**Records for this task:**
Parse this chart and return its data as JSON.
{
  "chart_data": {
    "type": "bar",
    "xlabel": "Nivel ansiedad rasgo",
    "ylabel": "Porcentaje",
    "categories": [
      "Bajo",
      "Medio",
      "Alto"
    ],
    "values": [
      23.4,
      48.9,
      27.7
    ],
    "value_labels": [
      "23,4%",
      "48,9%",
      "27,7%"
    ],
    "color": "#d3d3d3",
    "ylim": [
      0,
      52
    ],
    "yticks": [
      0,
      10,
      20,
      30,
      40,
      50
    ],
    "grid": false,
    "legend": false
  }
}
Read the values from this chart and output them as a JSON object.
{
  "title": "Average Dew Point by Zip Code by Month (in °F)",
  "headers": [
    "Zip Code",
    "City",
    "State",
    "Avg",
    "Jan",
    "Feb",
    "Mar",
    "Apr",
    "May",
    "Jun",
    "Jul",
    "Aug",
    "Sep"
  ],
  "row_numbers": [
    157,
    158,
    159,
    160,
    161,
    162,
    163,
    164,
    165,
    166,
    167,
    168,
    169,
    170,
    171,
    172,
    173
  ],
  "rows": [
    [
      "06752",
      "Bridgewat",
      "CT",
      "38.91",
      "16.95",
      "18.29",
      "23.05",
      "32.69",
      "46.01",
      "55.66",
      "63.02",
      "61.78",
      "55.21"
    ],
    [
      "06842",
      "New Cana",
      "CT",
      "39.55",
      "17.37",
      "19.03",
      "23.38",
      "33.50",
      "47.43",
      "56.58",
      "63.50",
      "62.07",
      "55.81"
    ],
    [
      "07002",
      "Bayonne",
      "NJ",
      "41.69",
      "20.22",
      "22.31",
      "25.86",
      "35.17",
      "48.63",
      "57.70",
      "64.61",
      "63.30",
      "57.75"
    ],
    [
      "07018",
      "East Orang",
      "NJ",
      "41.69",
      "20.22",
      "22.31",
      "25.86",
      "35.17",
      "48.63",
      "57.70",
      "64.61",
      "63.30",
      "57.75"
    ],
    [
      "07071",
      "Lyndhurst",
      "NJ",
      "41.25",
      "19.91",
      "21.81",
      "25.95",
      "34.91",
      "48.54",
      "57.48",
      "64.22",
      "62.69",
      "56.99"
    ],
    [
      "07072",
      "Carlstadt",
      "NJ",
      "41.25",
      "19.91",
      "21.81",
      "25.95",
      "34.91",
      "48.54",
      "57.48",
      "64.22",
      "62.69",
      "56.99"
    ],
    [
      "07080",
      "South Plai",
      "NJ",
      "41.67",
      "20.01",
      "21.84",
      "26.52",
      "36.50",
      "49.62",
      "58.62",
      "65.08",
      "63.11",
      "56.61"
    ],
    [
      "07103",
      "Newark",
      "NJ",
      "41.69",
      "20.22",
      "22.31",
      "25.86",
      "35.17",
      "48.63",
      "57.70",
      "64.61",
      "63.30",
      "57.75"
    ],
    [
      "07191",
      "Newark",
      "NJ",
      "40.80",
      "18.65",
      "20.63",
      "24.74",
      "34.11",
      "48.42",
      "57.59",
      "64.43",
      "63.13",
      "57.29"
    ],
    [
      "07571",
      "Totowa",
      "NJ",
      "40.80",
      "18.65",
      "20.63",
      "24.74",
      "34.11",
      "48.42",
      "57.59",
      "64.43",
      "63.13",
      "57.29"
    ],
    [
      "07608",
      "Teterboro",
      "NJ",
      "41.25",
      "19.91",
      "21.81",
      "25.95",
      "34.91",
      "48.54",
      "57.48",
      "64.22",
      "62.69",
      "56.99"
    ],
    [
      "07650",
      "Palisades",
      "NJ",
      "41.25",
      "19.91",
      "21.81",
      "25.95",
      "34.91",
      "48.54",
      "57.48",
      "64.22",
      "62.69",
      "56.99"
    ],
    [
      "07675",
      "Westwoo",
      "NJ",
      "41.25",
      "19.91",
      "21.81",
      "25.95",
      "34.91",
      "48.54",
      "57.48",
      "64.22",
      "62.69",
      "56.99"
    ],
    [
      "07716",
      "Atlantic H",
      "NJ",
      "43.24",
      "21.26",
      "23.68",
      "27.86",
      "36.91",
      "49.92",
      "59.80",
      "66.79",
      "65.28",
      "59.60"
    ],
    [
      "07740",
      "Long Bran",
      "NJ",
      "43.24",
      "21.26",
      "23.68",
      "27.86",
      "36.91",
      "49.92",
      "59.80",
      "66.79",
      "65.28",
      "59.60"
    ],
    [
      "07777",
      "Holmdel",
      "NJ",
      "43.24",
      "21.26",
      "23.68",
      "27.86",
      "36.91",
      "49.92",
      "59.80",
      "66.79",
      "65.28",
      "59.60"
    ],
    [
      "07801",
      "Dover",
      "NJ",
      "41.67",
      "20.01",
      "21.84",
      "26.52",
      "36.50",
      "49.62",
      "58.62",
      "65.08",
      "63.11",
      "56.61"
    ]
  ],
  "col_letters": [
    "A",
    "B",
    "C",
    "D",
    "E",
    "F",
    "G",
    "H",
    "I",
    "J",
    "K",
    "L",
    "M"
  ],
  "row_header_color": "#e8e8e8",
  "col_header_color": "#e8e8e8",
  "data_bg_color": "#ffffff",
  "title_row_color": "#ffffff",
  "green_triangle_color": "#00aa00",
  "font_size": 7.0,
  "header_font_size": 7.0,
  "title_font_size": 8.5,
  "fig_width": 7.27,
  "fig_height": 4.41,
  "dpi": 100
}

**Work required:** Pick out all lines from the data above in which the word "JSON" appears.

**Answer to the exercise:**
Parse this chart and return its data as JSON.
Read the values from this chart and output them as a JSON object.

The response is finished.